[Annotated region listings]
* Begin *

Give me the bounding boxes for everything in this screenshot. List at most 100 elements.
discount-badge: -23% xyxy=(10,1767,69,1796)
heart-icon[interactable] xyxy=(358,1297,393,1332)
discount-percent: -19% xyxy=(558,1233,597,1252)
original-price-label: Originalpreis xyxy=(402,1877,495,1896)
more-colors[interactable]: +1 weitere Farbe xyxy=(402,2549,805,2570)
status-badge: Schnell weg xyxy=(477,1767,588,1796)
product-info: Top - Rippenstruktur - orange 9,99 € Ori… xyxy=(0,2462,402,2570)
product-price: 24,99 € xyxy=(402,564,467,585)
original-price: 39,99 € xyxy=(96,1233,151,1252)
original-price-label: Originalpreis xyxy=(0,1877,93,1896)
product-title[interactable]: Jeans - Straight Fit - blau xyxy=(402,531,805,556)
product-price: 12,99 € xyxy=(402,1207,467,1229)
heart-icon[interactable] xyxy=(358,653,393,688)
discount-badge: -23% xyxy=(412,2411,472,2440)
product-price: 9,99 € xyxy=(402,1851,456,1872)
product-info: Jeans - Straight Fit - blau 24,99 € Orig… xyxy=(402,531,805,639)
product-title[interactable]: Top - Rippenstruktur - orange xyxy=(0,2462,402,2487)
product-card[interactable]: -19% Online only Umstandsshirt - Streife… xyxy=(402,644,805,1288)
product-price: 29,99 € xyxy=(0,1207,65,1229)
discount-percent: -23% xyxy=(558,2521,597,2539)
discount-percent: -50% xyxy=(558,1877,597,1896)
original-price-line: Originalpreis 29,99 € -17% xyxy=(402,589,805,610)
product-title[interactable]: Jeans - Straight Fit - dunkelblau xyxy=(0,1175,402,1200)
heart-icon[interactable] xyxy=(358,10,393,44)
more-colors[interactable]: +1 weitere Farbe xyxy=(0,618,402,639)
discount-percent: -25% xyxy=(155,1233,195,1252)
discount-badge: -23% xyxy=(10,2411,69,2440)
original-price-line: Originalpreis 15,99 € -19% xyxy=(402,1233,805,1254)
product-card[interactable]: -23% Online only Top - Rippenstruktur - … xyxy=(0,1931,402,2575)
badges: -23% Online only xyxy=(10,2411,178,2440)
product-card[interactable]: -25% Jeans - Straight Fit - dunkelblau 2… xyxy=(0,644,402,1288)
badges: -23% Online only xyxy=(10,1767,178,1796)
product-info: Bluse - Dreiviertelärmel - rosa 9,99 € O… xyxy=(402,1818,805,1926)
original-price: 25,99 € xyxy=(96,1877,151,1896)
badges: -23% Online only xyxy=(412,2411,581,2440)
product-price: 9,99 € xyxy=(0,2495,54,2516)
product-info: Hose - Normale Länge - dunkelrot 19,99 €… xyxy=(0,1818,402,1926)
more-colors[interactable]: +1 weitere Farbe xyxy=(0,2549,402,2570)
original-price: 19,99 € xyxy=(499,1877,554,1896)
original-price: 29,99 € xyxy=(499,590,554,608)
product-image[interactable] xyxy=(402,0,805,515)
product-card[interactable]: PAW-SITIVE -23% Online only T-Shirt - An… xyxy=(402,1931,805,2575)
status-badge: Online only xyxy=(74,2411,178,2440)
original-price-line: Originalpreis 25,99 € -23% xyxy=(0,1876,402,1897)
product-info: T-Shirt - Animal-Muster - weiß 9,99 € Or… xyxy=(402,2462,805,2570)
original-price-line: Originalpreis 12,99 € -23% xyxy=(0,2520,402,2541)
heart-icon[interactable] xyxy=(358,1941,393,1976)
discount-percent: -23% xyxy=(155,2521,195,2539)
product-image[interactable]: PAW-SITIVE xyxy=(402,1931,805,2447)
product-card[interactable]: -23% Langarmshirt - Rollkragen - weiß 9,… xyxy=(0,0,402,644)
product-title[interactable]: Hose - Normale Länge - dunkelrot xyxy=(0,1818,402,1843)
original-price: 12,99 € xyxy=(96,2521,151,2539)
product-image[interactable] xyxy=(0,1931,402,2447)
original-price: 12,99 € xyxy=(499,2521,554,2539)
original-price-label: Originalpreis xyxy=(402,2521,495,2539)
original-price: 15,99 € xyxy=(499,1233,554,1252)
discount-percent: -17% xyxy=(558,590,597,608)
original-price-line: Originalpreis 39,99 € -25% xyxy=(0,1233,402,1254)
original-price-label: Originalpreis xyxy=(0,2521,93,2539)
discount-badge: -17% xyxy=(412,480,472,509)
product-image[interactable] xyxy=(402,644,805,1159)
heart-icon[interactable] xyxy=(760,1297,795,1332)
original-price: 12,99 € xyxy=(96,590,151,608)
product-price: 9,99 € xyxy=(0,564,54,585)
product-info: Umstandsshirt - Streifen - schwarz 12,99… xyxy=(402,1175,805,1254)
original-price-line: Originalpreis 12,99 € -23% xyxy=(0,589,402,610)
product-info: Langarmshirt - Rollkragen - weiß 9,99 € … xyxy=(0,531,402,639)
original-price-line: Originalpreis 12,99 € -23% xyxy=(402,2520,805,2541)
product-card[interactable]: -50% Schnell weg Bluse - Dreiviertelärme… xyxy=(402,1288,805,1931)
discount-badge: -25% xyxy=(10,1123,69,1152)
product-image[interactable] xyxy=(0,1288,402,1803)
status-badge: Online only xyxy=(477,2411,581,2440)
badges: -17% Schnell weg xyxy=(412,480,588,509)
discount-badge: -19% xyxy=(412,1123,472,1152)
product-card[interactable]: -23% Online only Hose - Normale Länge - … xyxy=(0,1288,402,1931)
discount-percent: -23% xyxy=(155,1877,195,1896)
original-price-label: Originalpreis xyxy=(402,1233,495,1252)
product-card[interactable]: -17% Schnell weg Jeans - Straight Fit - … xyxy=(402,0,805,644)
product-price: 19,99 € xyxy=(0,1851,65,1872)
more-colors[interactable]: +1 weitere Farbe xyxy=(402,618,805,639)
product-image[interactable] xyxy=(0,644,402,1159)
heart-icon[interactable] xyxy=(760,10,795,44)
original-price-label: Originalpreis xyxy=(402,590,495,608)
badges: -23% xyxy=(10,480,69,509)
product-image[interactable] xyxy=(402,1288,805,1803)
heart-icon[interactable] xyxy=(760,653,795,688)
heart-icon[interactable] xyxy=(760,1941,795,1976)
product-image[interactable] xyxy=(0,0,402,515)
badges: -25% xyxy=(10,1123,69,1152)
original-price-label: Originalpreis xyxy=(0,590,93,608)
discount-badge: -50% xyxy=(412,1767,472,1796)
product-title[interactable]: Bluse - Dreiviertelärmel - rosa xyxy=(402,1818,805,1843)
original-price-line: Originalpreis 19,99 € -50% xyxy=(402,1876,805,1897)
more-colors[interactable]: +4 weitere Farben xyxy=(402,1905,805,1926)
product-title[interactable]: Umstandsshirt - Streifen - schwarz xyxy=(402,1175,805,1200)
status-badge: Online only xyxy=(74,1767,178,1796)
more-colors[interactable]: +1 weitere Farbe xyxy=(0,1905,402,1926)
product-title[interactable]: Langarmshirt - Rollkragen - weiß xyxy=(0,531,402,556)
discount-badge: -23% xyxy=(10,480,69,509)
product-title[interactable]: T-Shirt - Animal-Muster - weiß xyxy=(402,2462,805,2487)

* End *

**Aim**
Reproduce every one of the lines above without any changes.

**Task result**
Give me the bounding boxes for everything in this screenshot. List at most 100 elements.
discount-badge: -23% xyxy=(10,1767,69,1796)
heart-icon[interactable] xyxy=(358,1297,393,1332)
discount-percent: -19% xyxy=(558,1233,597,1252)
original-price-label: Originalpreis xyxy=(402,1877,495,1896)
more-colors[interactable]: +1 weitere Farbe xyxy=(402,2549,805,2570)
status-badge: Schnell weg xyxy=(477,1767,588,1796)
product-info: Top - Rippenstruktur - orange 9,99 € Ori… xyxy=(0,2462,402,2570)
product-price: 24,99 € xyxy=(402,564,467,585)
original-price: 39,99 € xyxy=(96,1233,151,1252)
original-price-label: Originalpreis xyxy=(0,1877,93,1896)
product-title[interactable]: Jeans - Straight Fit - blau xyxy=(402,531,805,556)
product-price: 12,99 € xyxy=(402,1207,467,1229)
heart-icon[interactable] xyxy=(358,653,393,688)
discount-badge: -23% xyxy=(412,2411,472,2440)
product-price: 9,99 € xyxy=(402,1851,456,1872)
product-info: Jeans - Straight Fit - blau 24,99 € Orig… xyxy=(402,531,805,639)
product-title[interactable]: Top - Rippenstruktur - orange xyxy=(0,2462,402,2487)
product-card[interactable]: -19% Online only Umstandsshirt - Streife… xyxy=(402,644,805,1288)
product-price: 29,99 € xyxy=(0,1207,65,1229)
discount-percent: -23% xyxy=(558,2521,597,2539)
discount-percent: -50% xyxy=(558,1877,597,1896)
original-price-line: Originalpreis 29,99 € -17% xyxy=(402,589,805,610)
product-title[interactable]: Jeans - Straight Fit - dunkelblau xyxy=(0,1175,402,1200)
heart-icon[interactable] xyxy=(358,10,393,44)
more-colors[interactable]: +1 weitere Farbe xyxy=(0,618,402,639)
discount-percent: -25% xyxy=(155,1233,195,1252)
discount-badge: -23% xyxy=(10,2411,69,2440)
original-price-line: Originalpreis 15,99 € -19% xyxy=(402,1233,805,1254)
product-card[interactable]: -23% Online only Top - Rippenstruktur - … xyxy=(0,1931,402,2575)
badges: -23% Online only xyxy=(10,2411,178,2440)
product-card[interactable]: -25% Jeans - Straight Fit - dunkelblau 2… xyxy=(0,644,402,1288)
badges: -23% Online only xyxy=(10,1767,178,1796)
product-info: Bluse - Dreiviertelärmel - rosa 9,99 € O… xyxy=(402,1818,805,1926)
original-price: 25,99 € xyxy=(96,1877,151,1896)
badges: -23% Online only xyxy=(412,2411,581,2440)
product-price: 9,99 € xyxy=(0,2495,54,2516)
product-info: Hose - Normale Länge - dunkelrot 19,99 €… xyxy=(0,1818,402,1926)
more-colors[interactable]: +1 weitere Farbe xyxy=(0,2549,402,2570)
original-price: 19,99 € xyxy=(499,1877,554,1896)
original-price: 29,99 € xyxy=(499,590,554,608)
product-image[interactable] xyxy=(402,0,805,515)
product-card[interactable]: PAW-SITIVE -23% Online only T-Shirt - An… xyxy=(402,1931,805,2575)
status-badge: Online only xyxy=(74,2411,178,2440)
original-price-line: Originalpreis 25,99 € -23% xyxy=(0,1876,402,1897)
product-info: T-Shirt - Animal-Muster - weiß 9,99 € Or… xyxy=(402,2462,805,2570)
original-price-line: Originalpreis 12,99 € -23% xyxy=(0,2520,402,2541)
heart-icon[interactable] xyxy=(358,1941,393,1976)
discount-percent: -23% xyxy=(155,2521,195,2539)
product-image[interactable]: PAW-SITIVE xyxy=(402,1931,805,2447)
product-card[interactable]: -23% Langarmshirt - Rollkragen - weiß 9,… xyxy=(0,0,402,644)
product-title[interactable]: Hose - Normale Länge - dunkelrot xyxy=(0,1818,402,1843)
original-price: 12,99 € xyxy=(96,2521,151,2539)
product-image[interactable] xyxy=(0,1931,402,2447)
original-price: 12,99 € xyxy=(499,2521,554,2539)
original-price-label: Originalpreis xyxy=(402,2521,495,2539)
original-price: 15,99 € xyxy=(499,1233,554,1252)
discount-percent: -17% xyxy=(558,590,597,608)
original-price-line: Originalpreis 39,99 € -25% xyxy=(0,1233,402,1254)
original-price-label: Originalpreis xyxy=(0,2521,93,2539)
discount-badge: -17% xyxy=(412,480,472,509)
product-image[interactable] xyxy=(402,644,805,1159)
heart-icon[interactable] xyxy=(760,1297,795,1332)
original-price: 12,99 € xyxy=(96,590,151,608)
product-price: 9,99 € xyxy=(0,564,54,585)
product-info: Umstandsshirt - Streifen - schwarz 12,99… xyxy=(402,1175,805,1254)
original-price-line: Originalpreis 12,99 € -23% xyxy=(0,589,402,610)
product-info: Langarmshirt - Rollkragen - weiß 9,99 € … xyxy=(0,531,402,639)
original-price-line: Originalpreis 12,99 € -23% xyxy=(402,2520,805,2541)
product-card[interactable]: -50% Schnell weg Bluse - Dreiviertelärme… xyxy=(402,1288,805,1931)
discount-badge: -25% xyxy=(10,1123,69,1152)
product-image[interactable] xyxy=(0,1288,402,1803)
status-badge: Online only xyxy=(477,2411,581,2440)
badges: -17% Schnell weg xyxy=(412,480,588,509)
discount-badge: -19% xyxy=(412,1123,472,1152)
product-card[interactable]: -23% Online only Hose - Normale Länge - … xyxy=(0,1288,402,1931)
discount-percent: -23% xyxy=(155,1877,195,1896)
original-price-label: Originalpreis xyxy=(402,1233,495,1252)
product-card[interactable]: -17% Schnell weg Jeans - Straight Fit - … xyxy=(402,0,805,644)
product-price: 19,99 € xyxy=(0,1851,65,1872)
more-colors[interactable]: +1 weitere Farbe xyxy=(402,618,805,639)
product-image[interactable] xyxy=(0,644,402,1159)
heart-icon[interactable] xyxy=(760,10,795,44)
original-price-label: Originalpreis xyxy=(402,590,495,608)
badges: -23% xyxy=(10,480,69,509)
product-image[interactable] xyxy=(402,1288,805,1803)
heart-icon[interactable] xyxy=(760,653,795,688)
heart-icon[interactable] xyxy=(760,1941,795,1976)
product-image[interactable] xyxy=(0,0,402,515)
badges: -25% xyxy=(10,1123,69,1152)
original-price-label: Originalpreis xyxy=(0,590,93,608)
discount-badge: -50% xyxy=(412,1767,472,1796)
product-title[interactable]: Bluse - Dreiviertelärmel - rosa xyxy=(402,1818,805,1843)
original-price-line: Originalpreis 19,99 € -50% xyxy=(402,1876,805,1897)
more-colors[interactable]: +4 weitere Farben xyxy=(402,1905,805,1926)
product-title[interactable]: Umstandsshirt - Streifen - schwarz xyxy=(402,1175,805,1200)
status-badge: Online only xyxy=(74,1767,178,1796)
more-colors[interactable]: +1 weitere Farbe xyxy=(0,1905,402,1926)
product-title[interactable]: Langarmshirt - Rollkragen - weiß xyxy=(0,531,402,556)
discount-badge: -23% xyxy=(10,480,69,509)
product-title[interactable]: T-Shirt - Animal-Muster - weiß xyxy=(402,2462,805,2487)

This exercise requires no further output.